Work instructions >>
Work out how many lines hold the string "JSON". The answer is a single number, nothing more.

(Records contained in a dataset)
★ ★ ★ ★ ★ ★ ★
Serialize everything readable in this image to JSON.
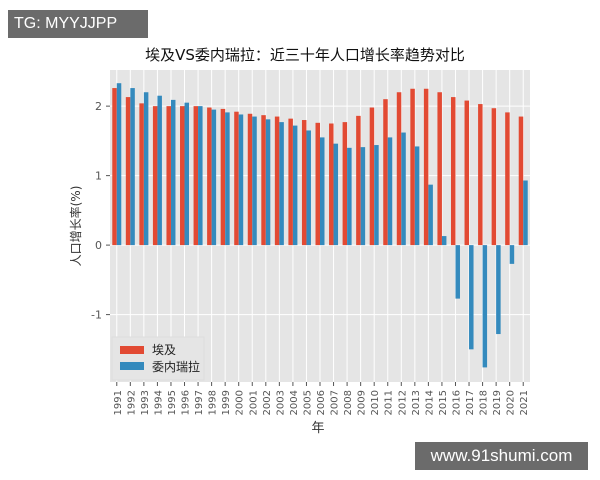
{
  "watermarks": {
    "top_left": "TG: MYYJJPP",
    "bottom_right": "www.91shumi.com"
  },
  "chart_data": {
    "type": "bar",
    "title": "埃及VS委内瑞拉：近三十年人口增长率趋势对比",
    "xlabel": "年",
    "ylabel": "人口增长率(%)",
    "ylim": [
      -1.97,
      2.52
    ],
    "yticks": [
      2,
      1,
      0,
      -1
    ],
    "grid": true,
    "legend_position": "lower-left",
    "categories": [
      "1991",
      "1992",
      "1993",
      "1994",
      "1995",
      "1996",
      "1997",
      "1998",
      "1999",
      "2000",
      "2001",
      "2002",
      "2003",
      "2004",
      "2005",
      "2006",
      "2007",
      "2008",
      "2009",
      "2010",
      "2011",
      "2012",
      "2013",
      "2014",
      "2015",
      "2016",
      "2017",
      "2018",
      "2019",
      "2020",
      "2021"
    ],
    "series": [
      {
        "name": "埃及",
        "color": "#E24A33",
        "values": [
          2.26,
          2.13,
          2.04,
          2.0,
          2.0,
          2.0,
          2.0,
          1.98,
          1.96,
          1.92,
          1.89,
          1.87,
          1.85,
          1.82,
          1.8,
          1.76,
          1.75,
          1.77,
          1.86,
          1.98,
          2.1,
          2.2,
          2.25,
          2.25,
          2.2,
          2.13,
          2.08,
          2.03,
          1.97,
          1.91,
          1.85
        ]
      },
      {
        "name": "委内瑞拉",
        "color": "#348ABD",
        "values": [
          2.33,
          2.26,
          2.2,
          2.15,
          2.09,
          2.05,
          2.0,
          1.95,
          1.91,
          1.88,
          1.85,
          1.81,
          1.77,
          1.72,
          1.65,
          1.55,
          1.46,
          1.4,
          1.41,
          1.44,
          1.55,
          1.62,
          1.42,
          0.87,
          0.13,
          -0.77,
          -1.5,
          -1.76,
          -1.28,
          -0.27,
          0.93
        ]
      }
    ]
  }
}
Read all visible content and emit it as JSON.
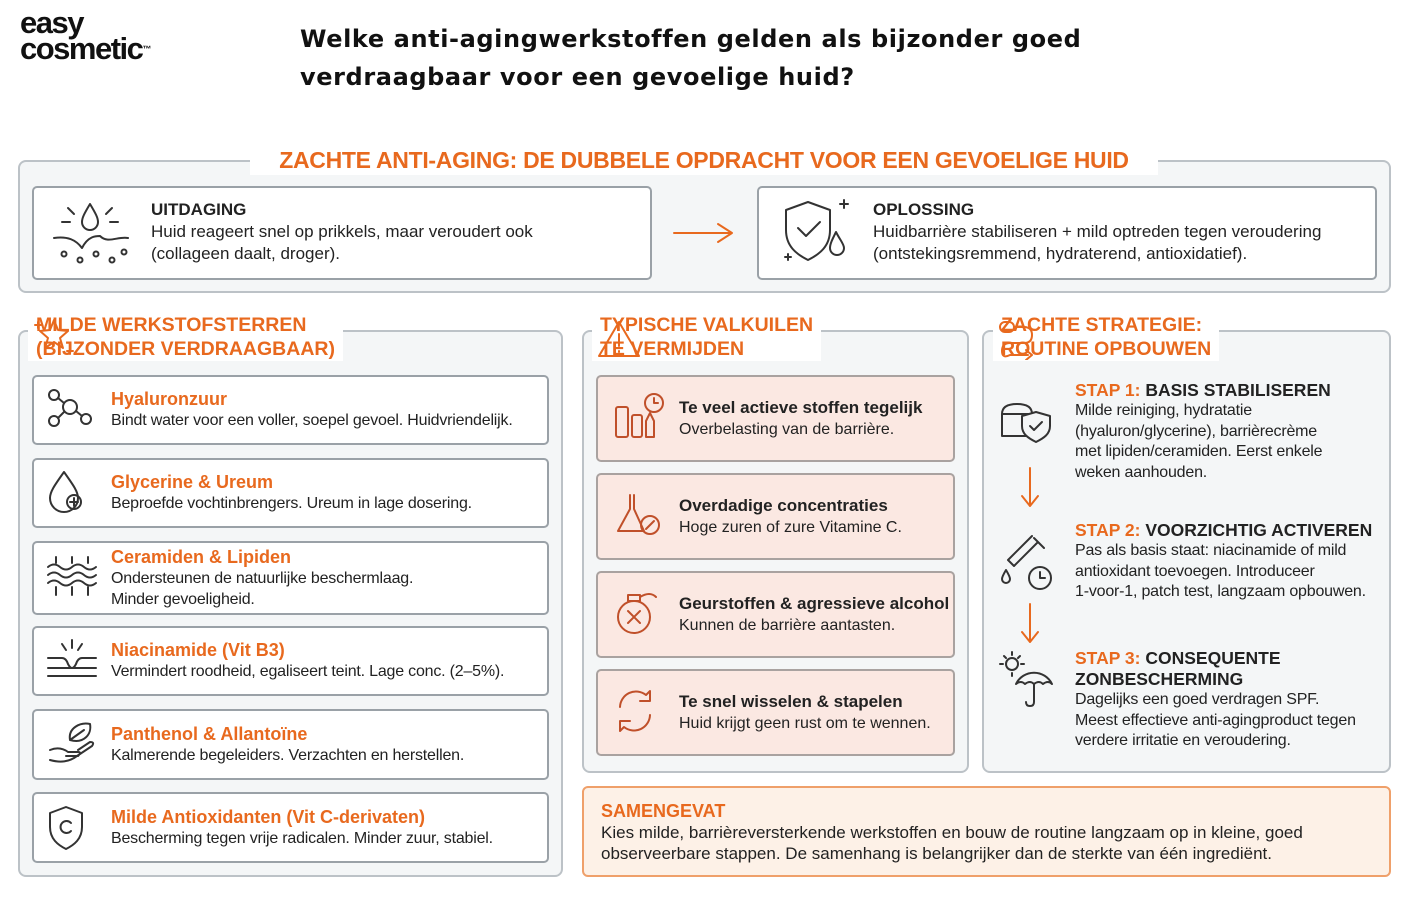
★ ★ ★ ★ ★ ★ ★
Solution to the problem >>
2